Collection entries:
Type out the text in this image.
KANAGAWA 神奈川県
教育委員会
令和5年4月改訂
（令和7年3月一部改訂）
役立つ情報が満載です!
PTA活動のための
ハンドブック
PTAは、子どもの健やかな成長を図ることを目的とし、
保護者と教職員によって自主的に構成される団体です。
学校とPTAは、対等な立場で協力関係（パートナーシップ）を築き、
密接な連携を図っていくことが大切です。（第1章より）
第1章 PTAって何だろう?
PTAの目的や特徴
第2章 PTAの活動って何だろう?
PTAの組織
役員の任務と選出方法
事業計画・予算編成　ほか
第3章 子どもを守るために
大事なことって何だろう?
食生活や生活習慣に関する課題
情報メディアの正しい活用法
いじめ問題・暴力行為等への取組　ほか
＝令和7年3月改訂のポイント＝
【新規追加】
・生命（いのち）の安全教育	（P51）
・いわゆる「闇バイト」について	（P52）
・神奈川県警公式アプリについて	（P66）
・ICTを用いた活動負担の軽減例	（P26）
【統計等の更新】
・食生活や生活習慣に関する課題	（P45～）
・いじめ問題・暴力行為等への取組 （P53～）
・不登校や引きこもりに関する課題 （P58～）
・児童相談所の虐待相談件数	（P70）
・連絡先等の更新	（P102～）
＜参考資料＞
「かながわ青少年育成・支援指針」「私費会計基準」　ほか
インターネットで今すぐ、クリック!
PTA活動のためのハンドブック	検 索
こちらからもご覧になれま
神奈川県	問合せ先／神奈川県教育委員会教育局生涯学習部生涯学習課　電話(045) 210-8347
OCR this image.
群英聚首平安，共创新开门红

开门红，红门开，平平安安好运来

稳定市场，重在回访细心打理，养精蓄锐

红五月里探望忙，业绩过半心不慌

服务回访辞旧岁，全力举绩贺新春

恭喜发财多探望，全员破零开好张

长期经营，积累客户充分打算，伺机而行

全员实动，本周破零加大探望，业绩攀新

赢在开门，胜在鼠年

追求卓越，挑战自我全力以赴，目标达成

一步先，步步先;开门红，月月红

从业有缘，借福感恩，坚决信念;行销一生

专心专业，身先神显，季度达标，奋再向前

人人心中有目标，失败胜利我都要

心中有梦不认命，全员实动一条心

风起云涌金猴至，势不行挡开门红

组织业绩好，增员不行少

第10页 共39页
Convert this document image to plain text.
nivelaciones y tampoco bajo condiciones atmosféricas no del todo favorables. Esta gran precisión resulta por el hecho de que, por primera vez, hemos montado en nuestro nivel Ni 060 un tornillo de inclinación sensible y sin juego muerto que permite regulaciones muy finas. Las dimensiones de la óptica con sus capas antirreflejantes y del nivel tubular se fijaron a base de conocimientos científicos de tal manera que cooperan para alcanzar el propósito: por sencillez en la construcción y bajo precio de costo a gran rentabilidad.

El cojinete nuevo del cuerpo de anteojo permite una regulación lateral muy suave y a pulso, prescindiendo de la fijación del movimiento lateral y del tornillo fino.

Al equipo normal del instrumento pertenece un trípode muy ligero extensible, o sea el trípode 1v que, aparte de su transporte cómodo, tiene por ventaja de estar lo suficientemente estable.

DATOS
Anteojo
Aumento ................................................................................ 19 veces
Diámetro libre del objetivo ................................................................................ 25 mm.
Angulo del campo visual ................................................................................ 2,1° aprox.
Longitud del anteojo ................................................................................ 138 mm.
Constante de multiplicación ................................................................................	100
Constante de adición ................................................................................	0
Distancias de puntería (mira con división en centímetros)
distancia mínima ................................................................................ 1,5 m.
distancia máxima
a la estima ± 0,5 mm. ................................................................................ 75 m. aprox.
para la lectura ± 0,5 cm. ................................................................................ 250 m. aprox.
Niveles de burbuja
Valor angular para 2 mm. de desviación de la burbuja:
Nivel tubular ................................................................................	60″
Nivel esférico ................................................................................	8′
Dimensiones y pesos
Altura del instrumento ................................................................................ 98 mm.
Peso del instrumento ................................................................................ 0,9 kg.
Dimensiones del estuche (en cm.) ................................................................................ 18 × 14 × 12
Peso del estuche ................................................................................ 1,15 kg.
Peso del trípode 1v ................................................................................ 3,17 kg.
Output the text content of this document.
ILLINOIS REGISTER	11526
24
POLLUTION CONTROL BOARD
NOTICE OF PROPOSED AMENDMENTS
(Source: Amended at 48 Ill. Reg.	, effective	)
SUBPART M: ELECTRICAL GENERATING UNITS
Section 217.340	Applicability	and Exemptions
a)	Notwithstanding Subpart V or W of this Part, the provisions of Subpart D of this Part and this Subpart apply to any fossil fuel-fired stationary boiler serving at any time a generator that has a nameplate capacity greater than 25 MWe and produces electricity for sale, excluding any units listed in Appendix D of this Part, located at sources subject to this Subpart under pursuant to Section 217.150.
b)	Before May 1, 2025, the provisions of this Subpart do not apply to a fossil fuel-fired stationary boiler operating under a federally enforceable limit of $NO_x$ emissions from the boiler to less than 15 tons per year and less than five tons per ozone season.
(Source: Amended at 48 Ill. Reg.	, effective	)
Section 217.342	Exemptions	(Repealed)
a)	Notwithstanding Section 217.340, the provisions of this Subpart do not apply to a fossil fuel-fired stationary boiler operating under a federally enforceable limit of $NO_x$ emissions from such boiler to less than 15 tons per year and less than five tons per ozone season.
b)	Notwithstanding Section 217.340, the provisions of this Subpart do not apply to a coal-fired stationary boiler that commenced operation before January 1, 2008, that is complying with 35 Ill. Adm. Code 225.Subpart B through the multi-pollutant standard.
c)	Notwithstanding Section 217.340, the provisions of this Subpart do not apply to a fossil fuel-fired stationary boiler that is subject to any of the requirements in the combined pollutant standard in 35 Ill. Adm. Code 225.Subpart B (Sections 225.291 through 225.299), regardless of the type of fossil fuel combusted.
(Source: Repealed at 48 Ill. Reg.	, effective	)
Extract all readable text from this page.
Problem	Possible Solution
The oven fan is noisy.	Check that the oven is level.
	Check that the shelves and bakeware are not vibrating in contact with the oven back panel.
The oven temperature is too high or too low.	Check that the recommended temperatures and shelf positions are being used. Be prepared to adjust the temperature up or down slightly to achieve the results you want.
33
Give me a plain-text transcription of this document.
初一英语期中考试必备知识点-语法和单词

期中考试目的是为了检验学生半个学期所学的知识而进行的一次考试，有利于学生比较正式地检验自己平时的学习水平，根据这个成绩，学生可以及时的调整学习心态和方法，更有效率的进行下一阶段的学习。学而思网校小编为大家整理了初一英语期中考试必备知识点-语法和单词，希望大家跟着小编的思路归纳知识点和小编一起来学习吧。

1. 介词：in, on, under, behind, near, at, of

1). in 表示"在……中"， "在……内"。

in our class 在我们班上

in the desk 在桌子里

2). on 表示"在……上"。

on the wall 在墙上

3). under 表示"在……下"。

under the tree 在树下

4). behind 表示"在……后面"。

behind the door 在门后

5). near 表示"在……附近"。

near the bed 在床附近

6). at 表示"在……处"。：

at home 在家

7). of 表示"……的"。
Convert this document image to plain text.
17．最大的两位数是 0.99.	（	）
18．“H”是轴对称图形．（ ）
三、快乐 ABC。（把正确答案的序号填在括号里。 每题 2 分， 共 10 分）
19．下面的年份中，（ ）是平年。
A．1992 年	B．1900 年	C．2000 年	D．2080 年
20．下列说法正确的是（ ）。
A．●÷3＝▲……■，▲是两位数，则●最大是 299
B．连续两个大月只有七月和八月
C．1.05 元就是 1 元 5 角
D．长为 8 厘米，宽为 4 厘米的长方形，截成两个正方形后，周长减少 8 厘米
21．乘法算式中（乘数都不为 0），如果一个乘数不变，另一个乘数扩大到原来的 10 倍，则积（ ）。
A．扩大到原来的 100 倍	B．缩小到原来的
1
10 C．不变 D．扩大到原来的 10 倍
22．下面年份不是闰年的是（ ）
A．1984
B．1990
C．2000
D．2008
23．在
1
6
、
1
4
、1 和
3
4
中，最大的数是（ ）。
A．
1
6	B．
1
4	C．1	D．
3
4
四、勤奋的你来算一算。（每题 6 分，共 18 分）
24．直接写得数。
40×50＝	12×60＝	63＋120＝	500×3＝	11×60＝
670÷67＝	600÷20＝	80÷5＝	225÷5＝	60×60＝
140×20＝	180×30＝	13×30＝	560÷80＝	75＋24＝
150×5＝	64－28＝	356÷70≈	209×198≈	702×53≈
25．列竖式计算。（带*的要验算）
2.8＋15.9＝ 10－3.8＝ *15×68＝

Written exercise ->
Filter the records for lines holding the string "いじめ問題". Copy each one.

Written response ->
いじめ問題・暴力行為等への取組　ほか
・いじめ問題・暴力行為等への取組 （P53～）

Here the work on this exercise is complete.